Zebrane wpisy danych
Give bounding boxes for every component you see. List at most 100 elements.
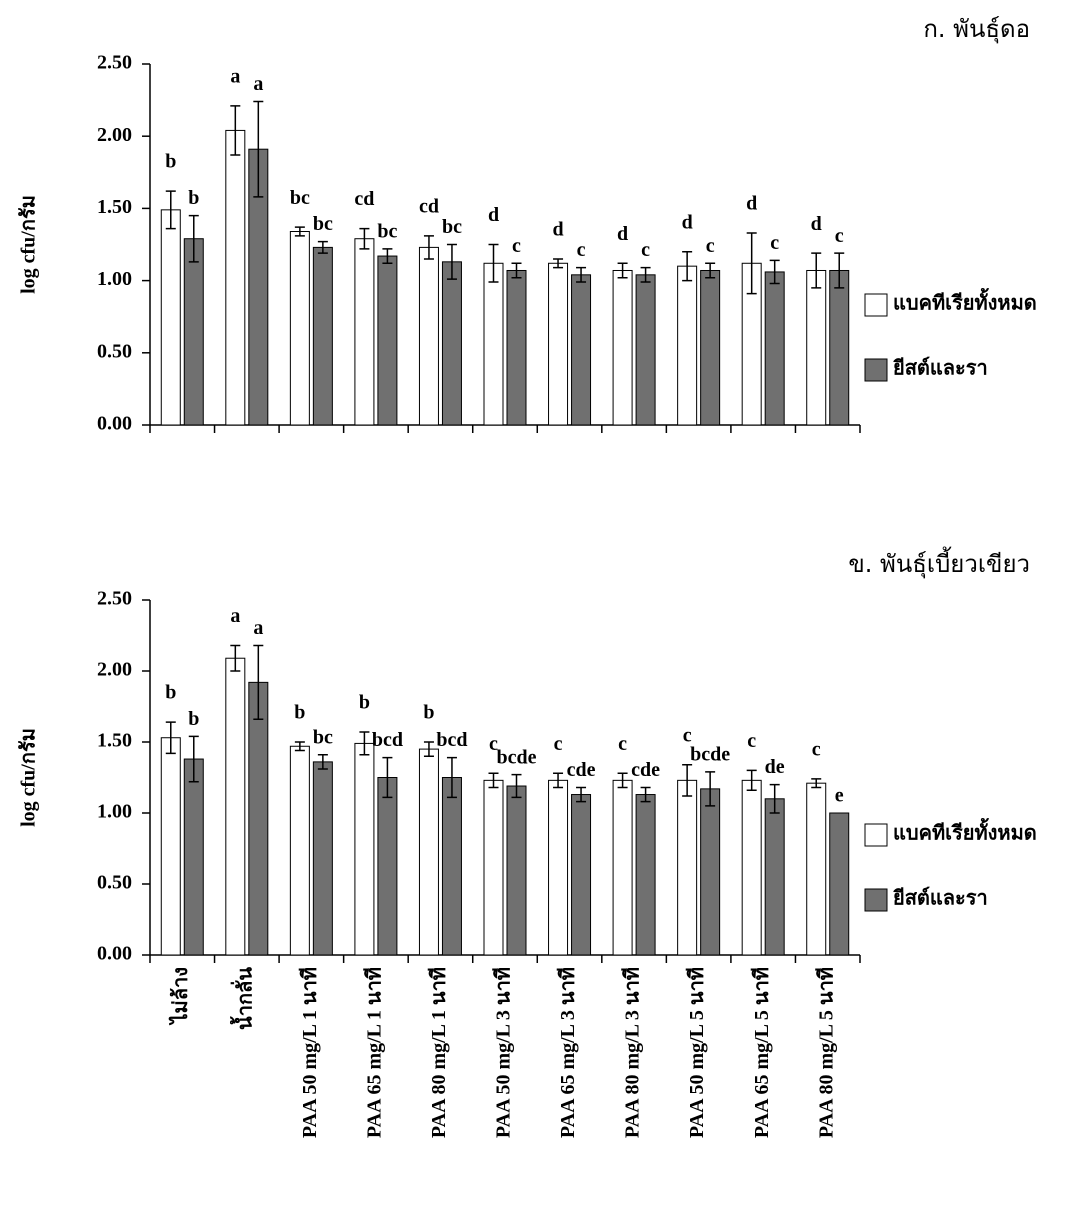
x-tick-label: PAA 80 mg/L 1 นาที: [427, 967, 450, 1138]
y-axis-label: log cfu/กรัม: [18, 195, 40, 294]
significance-letter: b: [423, 702, 434, 724]
significance-letter: d: [746, 193, 757, 215]
bar: [830, 270, 849, 425]
bar: [807, 783, 826, 955]
y-tick-label: 2.00: [97, 659, 132, 681]
bar: [419, 247, 438, 425]
significance-letter: d: [552, 219, 563, 241]
significance-letter: c: [812, 739, 821, 761]
figure: ก. พันธุ์ดอ log cfu/กรัม 0.00 0.50 1.00 1.50 2…: [0, 0, 1090, 1221]
significance-letter: c: [706, 235, 715, 257]
legend-label: แบคทีเรียทั้งหมด: [893, 288, 1037, 315]
bar: [742, 780, 761, 955]
bar: [484, 780, 503, 955]
chart-title: ก. พันธุ์ดอ: [923, 15, 1030, 44]
y-tick-label: 1.50: [97, 196, 132, 218]
bar: [636, 795, 655, 955]
significance-letter: bc: [290, 187, 310, 209]
significance-letter: bc: [313, 726, 333, 748]
significance-letter: d: [617, 223, 628, 245]
significance-letter: bc: [313, 213, 333, 235]
significance-letter: b: [188, 708, 199, 730]
significance-letter: bcd: [372, 729, 403, 751]
y-tick-label: 0.00: [97, 413, 132, 435]
bar: [355, 743, 374, 955]
x-tick-label: PAA 80 mg/L 5 นาที: [814, 967, 837, 1138]
significance-letter: d: [488, 204, 499, 226]
bar: [249, 682, 268, 955]
legend-swatch: [865, 359, 887, 381]
significance-letter: a: [253, 73, 263, 95]
significance-letter: c: [641, 239, 650, 261]
y-tick-label: 2.50: [97, 588, 132, 610]
x-tick-label: PAA 65 mg/L 1 นาที: [363, 967, 386, 1138]
bar: [678, 780, 697, 955]
y-tick-label: 2.00: [97, 124, 132, 146]
bar: [419, 749, 438, 955]
significance-letter: b: [294, 702, 305, 724]
legend-label: ยีสต์และรา: [893, 887, 988, 910]
significance-letter: c: [747, 730, 756, 752]
significance-letter: cde: [567, 759, 596, 781]
significance-letter: c: [618, 733, 627, 755]
x-tick-label: PAA 50 mg/L 3 นาที: [492, 967, 515, 1138]
x-tick-label: ไม่ล้าง: [168, 967, 192, 1026]
x-tick-label: น้ำกลั่น: [229, 967, 256, 1030]
chart-title: ข. พันธุ์เบี้ยวเขียว: [848, 546, 1030, 579]
bar: [161, 210, 180, 425]
significance-letter: de: [765, 756, 785, 778]
y-tick-label: 2.50: [97, 52, 132, 74]
significance-letter: a: [253, 617, 263, 639]
bar: [226, 130, 245, 425]
y-tick-label: 1.00: [97, 268, 132, 290]
significance-letter: b: [165, 151, 176, 173]
bar: [484, 263, 503, 425]
significance-letter: e: [835, 785, 844, 807]
bar: [226, 658, 245, 955]
bar: [572, 795, 591, 955]
x-tick-label: PAA 50 mg/L 5 นาที: [685, 967, 708, 1138]
bar: [636, 275, 655, 425]
bar: [184, 239, 203, 425]
significance-letter: c: [577, 239, 586, 261]
legend-label: ยีสต์และรา: [893, 357, 988, 380]
significance-letter: c: [554, 733, 563, 755]
bar: [701, 270, 720, 425]
bar: [355, 239, 374, 425]
significance-letter: a: [230, 65, 240, 87]
bar: [378, 778, 397, 956]
bar: [313, 762, 332, 955]
bar: [613, 780, 632, 955]
legend-swatch: [865, 889, 887, 911]
bar: [678, 266, 697, 425]
bar: [313, 247, 332, 425]
legend-label: แบคทีเรียทั้งหมด: [893, 818, 1037, 845]
bar: [378, 256, 397, 425]
significance-letter: cd: [419, 195, 439, 217]
legend-swatch: [865, 824, 887, 846]
bar: [765, 272, 784, 425]
bar: [442, 778, 461, 956]
y-tick-label: 1.00: [97, 801, 132, 823]
significance-letter: bc: [377, 220, 397, 242]
significance-letter: a: [230, 605, 240, 627]
significance-letter: c: [835, 225, 844, 247]
significance-letter: bcde: [497, 746, 537, 768]
bar: [807, 270, 826, 425]
bar: [549, 780, 568, 955]
bar: [572, 275, 591, 425]
bar: [290, 746, 309, 955]
bar: [613, 270, 632, 425]
y-tick-label: 1.50: [97, 730, 132, 752]
x-tick-label: PAA 65 mg/L 3 นาที: [556, 967, 579, 1138]
significance-letter: d: [811, 213, 822, 235]
significance-letter: c: [770, 232, 779, 254]
bar: [507, 270, 526, 425]
significance-letter: d: [682, 211, 693, 233]
significance-letter: b: [359, 692, 370, 714]
bar: [765, 799, 784, 955]
significance-letter: c: [512, 235, 521, 257]
bar: [290, 232, 309, 425]
significance-letter: b: [165, 682, 176, 704]
y-tick-label: 0.50: [97, 872, 132, 894]
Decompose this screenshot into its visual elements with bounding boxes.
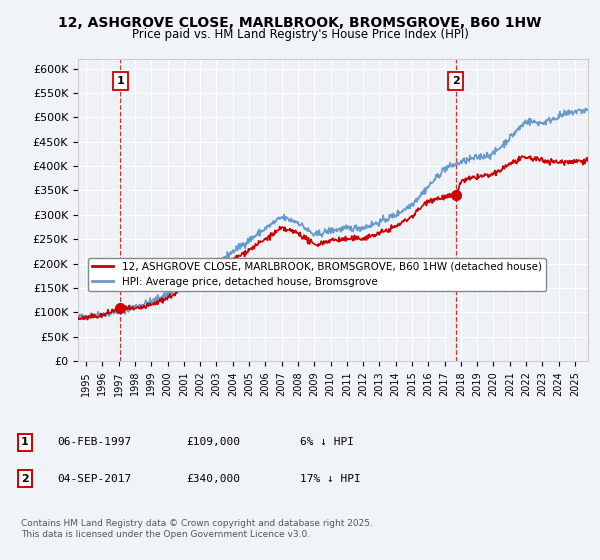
Text: 2: 2 [452,76,460,86]
Legend: 12, ASHGROVE CLOSE, MARLBROOK, BROMSGROVE, B60 1HW (detached house), HPI: Averag: 12, ASHGROVE CLOSE, MARLBROOK, BROMSGROV… [88,258,546,291]
Text: 6% ↓ HPI: 6% ↓ HPI [300,437,354,447]
Text: £109,000: £109,000 [186,437,240,447]
Text: 06-FEB-1997: 06-FEB-1997 [57,437,131,447]
Text: 1: 1 [21,437,29,447]
Text: £340,000: £340,000 [186,474,240,484]
Text: Contains HM Land Registry data © Crown copyright and database right 2025.
This d: Contains HM Land Registry data © Crown c… [21,519,373,539]
Text: 04-SEP-2017: 04-SEP-2017 [57,474,131,484]
Text: Price paid vs. HM Land Registry's House Price Index (HPI): Price paid vs. HM Land Registry's House … [131,28,469,41]
Text: 1: 1 [116,76,124,86]
Text: 12, ASHGROVE CLOSE, MARLBROOK, BROMSGROVE, B60 1HW: 12, ASHGROVE CLOSE, MARLBROOK, BROMSGROV… [58,16,542,30]
Text: 17% ↓ HPI: 17% ↓ HPI [300,474,361,484]
Text: 2: 2 [21,474,29,484]
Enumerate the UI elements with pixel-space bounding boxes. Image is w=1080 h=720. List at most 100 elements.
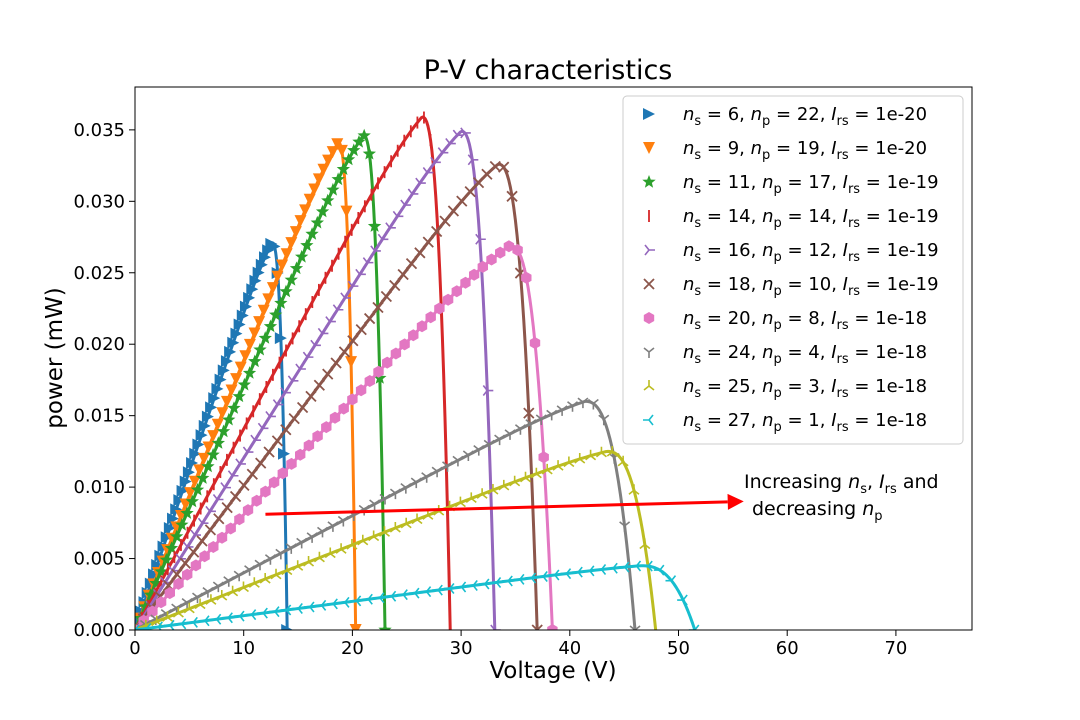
data-point: [294, 215, 307, 228]
data-point: [415, 177, 426, 189]
data-point: [202, 441, 215, 454]
data-point: [183, 602, 195, 614]
data-point: [407, 188, 419, 200]
data-point: [317, 163, 330, 176]
data-point: [408, 587, 420, 599]
data-point: [422, 167, 434, 179]
data-point: [490, 576, 502, 588]
data-point: [257, 304, 270, 317]
data-point: [432, 584, 443, 596]
data-point: [187, 616, 198, 628]
data-point: [239, 300, 252, 313]
data-point: [196, 471, 210, 484]
data-point: [152, 621, 163, 630]
data-point: [201, 459, 215, 473]
data-point: [212, 581, 224, 593]
data-point: [385, 222, 396, 234]
legend-label: ns = 27, np = 1, Irs = 1e-18: [683, 410, 927, 435]
data-point: [346, 538, 358, 550]
data-point: [340, 205, 353, 218]
data-point: [255, 457, 267, 469]
data-point: [469, 268, 480, 281]
x-tick-label: 60: [776, 638, 799, 659]
data-point: [598, 414, 610, 426]
data-point: [243, 291, 256, 304]
y-tick-label: 0.020: [73, 334, 125, 355]
data-point: [249, 274, 262, 287]
data-point: [338, 596, 350, 608]
data-point: [548, 569, 560, 581]
data-point: [196, 535, 208, 547]
legend-item: ns = 27, np = 1, Irs = 1e-18: [643, 410, 927, 435]
data-point: [185, 494, 199, 508]
chart-title: P-V characteristics: [424, 55, 673, 86]
annotation-arrow-head: [727, 493, 744, 510]
data-point: [280, 387, 291, 399]
data-point: [250, 434, 261, 446]
data-point: [167, 512, 180, 525]
data-point: [193, 464, 206, 477]
data-point: [495, 246, 506, 259]
data-point: [245, 609, 257, 621]
data-point: [248, 354, 262, 368]
data-point: [443, 583, 455, 595]
data-point: [164, 587, 175, 600]
data-point: [378, 623, 392, 630]
data-point: [242, 366, 257, 379]
data-point: [186, 457, 199, 470]
data-point: [246, 468, 258, 480]
data-point: [486, 253, 497, 266]
data-point: [222, 612, 233, 624]
data-point: [234, 361, 247, 374]
data-point: [473, 445, 485, 456]
x-tick-label: 70: [884, 638, 907, 659]
legend-marker: [643, 380, 655, 391]
data-point: [296, 537, 308, 549]
data-point: [362, 257, 374, 269]
data-point: [190, 482, 205, 496]
data-point: [246, 283, 259, 296]
annotation-line-1: Increasing ns, Irs and: [744, 471, 939, 497]
data-point: [269, 307, 283, 321]
legend-label: ns = 11, np = 17, Irs = 1e-19: [683, 172, 939, 197]
data-point: [264, 554, 276, 565]
data-point: [248, 577, 260, 588]
data-point: [380, 290, 393, 303]
data-point: [253, 316, 266, 329]
data-point: [211, 436, 225, 449]
y-tick-label: 0.035: [73, 120, 125, 141]
data-point: [322, 154, 335, 167]
data-point: [263, 446, 275, 458]
data-point: [331, 138, 344, 151]
data-point: [355, 324, 367, 336]
data-point: [233, 318, 246, 331]
axes-layer: 0 10 20 30 40 50 60 70 0.000 0.005 0.010 0.015 0.020…: [73, 86, 973, 659]
data-point: [305, 390, 317, 402]
data-point: [223, 576, 235, 587]
data-point: [434, 302, 445, 315]
data-point: [642, 560, 653, 572]
data-point: [242, 504, 254, 517]
data-point: [295, 249, 309, 263]
data-point: [295, 363, 306, 375]
legend: ns = 6, np = 22, Irs = 1e-20 ns = 9, np =…: [622, 95, 964, 445]
data-point: [483, 439, 495, 451]
data-point: [147, 605, 158, 618]
data-point: [326, 146, 339, 159]
series-10: [135, 560, 700, 630]
data-point: [329, 411, 341, 424]
data-point: [490, 624, 501, 630]
data-point: [547, 624, 558, 630]
data-point: [280, 604, 292, 616]
annotation-line-2: decreasing np: [752, 498, 883, 524]
data-point: [222, 412, 236, 426]
data-point: [326, 182, 340, 196]
data-point: [181, 597, 193, 609]
data-point: [541, 463, 553, 475]
data-point: [220, 395, 233, 408]
data-point: [340, 292, 351, 304]
data-point: [639, 538, 651, 550]
x-tick-label: 20: [341, 638, 364, 659]
data-point: [411, 513, 423, 525]
data-point: [312, 430, 323, 443]
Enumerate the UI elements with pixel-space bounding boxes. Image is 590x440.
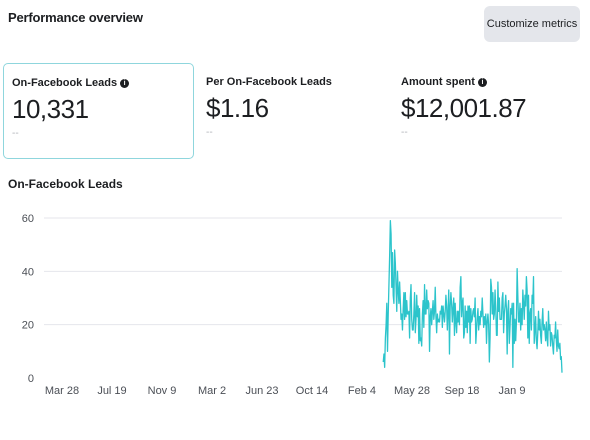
customize-metrics-button[interactable]: Customize metrics (484, 6, 580, 42)
series-line-on-facebook-leads[interactable] (382, 220, 563, 373)
x-tick-label: Jun 23 (245, 385, 278, 397)
metric-value: $12,001.87 (401, 93, 527, 123)
metric-label: Amount spent (401, 76, 475, 88)
metric-card-amount-spent[interactable]: Amount spent i $12,001.87 -- (393, 63, 573, 159)
x-tick-label: Sep 18 (445, 385, 480, 397)
metric-card-on-facebook-leads[interactable]: On-Facebook Leads i 10,331 -- (3, 63, 194, 159)
x-tick-label: Mar 28 (45, 385, 79, 397)
page-title: Performance overview (8, 10, 143, 25)
series-layer (382, 220, 563, 373)
metric-value: $1.16 (206, 93, 269, 123)
y-axis-ticks: 0 20 40 60 (22, 213, 34, 385)
metric-delta: -- (401, 127, 408, 138)
x-tick-label: Feb 4 (348, 385, 376, 397)
metric-label-row: Per On-Facebook Leads (206, 75, 378, 89)
metric-delta: -- (206, 127, 213, 138)
metric-value: 10,331 (12, 94, 89, 124)
y-tick-label: 60 (22, 213, 34, 225)
x-tick-label: Nov 9 (148, 385, 177, 397)
chart-grid (44, 217, 562, 326)
leads-line-chart[interactable]: 0 20 40 60 Mar 28 Jul 19 Nov 9 Mar 2 Jun 23 Oct … (0, 200, 590, 410)
metric-card-per-on-facebook-leads[interactable]: Per On-Facebook Leads $1.16 -- (198, 63, 378, 159)
metric-label: On-Facebook Leads (12, 77, 118, 89)
x-tick-label: Jan 9 (499, 385, 526, 397)
info-icon[interactable]: i (120, 78, 130, 88)
x-axis-ticks: Mar 28 Jul 19 Nov 9 Mar 2 Jun 23 Oct 14 Feb 4 M… (45, 385, 526, 397)
x-tick-label: Mar 2 (198, 385, 226, 397)
y-tick-label: 0 (28, 373, 34, 385)
x-tick-label: Jul 19 (97, 385, 126, 397)
chart-title: On-Facebook Leads (8, 177, 123, 191)
metric-label-row: On-Facebook Leads i (12, 76, 193, 90)
metric-delta: -- (12, 128, 19, 139)
x-tick-label: May 28 (394, 385, 430, 397)
metric-label-row: Amount spent i (401, 75, 573, 89)
metric-label: Per On-Facebook Leads (206, 76, 332, 88)
y-tick-label: 40 (22, 266, 34, 278)
info-icon[interactable]: i (477, 77, 487, 87)
x-tick-label: Oct 14 (296, 385, 328, 397)
y-tick-label: 20 (22, 320, 34, 332)
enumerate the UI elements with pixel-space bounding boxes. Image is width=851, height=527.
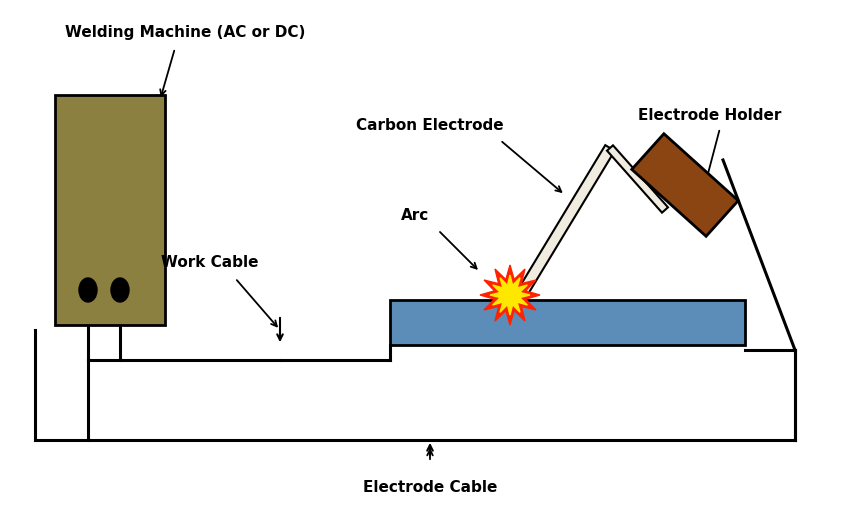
Polygon shape [607,145,668,213]
Polygon shape [490,275,530,315]
Polygon shape [480,265,540,325]
Text: Arc: Arc [401,208,429,223]
Text: Carbon Electrode: Carbon Electrode [357,118,504,133]
Text: Electrode Cable: Electrode Cable [363,480,497,495]
Bar [390,300,745,345]
Bar [55,95,165,325]
Text: Welding Machine (AC or DC): Welding Machine (AC or DC) [65,25,306,40]
Ellipse shape [111,278,129,302]
Text: Work Cable: Work Cable [161,255,259,270]
Polygon shape [631,134,738,236]
Text: Electrode Holder: Electrode Holder [638,108,782,123]
Ellipse shape [79,278,97,302]
Polygon shape [511,145,614,308]
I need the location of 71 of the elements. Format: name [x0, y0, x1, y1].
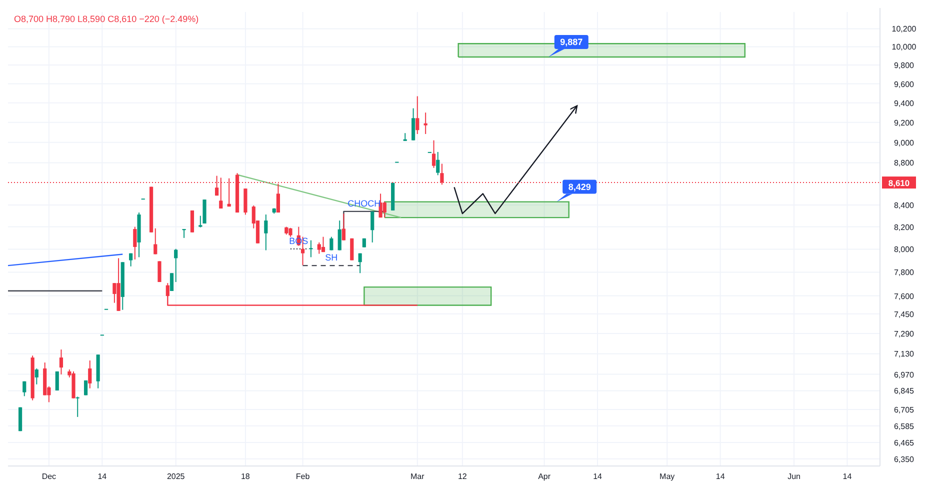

**Polecenie**
Zamień na tabelę Markdown wiersze zestawienia, zaczynając od wiersza zawierającego „Polygon shape [607,145,668,213]” (łącznie z nim) i kończąc na ostatnim wierszu zestawienia. Daj kolumny „Pozycja” z numerem wiersza i „Tekst” z samym wierszem, a puste wiersze i obrazy pomiń.

**Odpowiedź poniżej**
| Pozycja | Tekst |
|---|---|
| 1 | Polygon shape [607,145,668,213] |
| 2 | Polygon shape [490,275,530,315] |
| 3 | Polygon shape [480,265,540,325] |
| 4 | Text: Arc: Arc [401,208,429,223] |
| 5 | Text: Carbon Electrode: Carbon Electrode [357,118,504,133] |
| 6 | Text: Electrode Cable: Electrode Cable [363,480,497,495] |
| 7 | Bar [390,300,745,345] |
| 8 | Bar [55,95,165,325] |
| 9 | Text: Welding Machine (AC or DC): Welding Machine (AC or DC) [65,25,306,40] |
| 10 | Ellipse shape [111,278,129,302] |
| 11 | Text: Work Cable: Work Cable [161,255,259,270] |
| 12 | Polygon shape [631,134,738,236] |
| 13 | Text: Electrode Holder: Electrode Holder [638,108,782,123] |
| 14 | Ellipse shape [79,278,97,302] |
| 15 | Polygon shape [511,145,614,308] |
| 16 | I need the location of 71 of the elements. Format: name [x0, y0, x1, y1]. |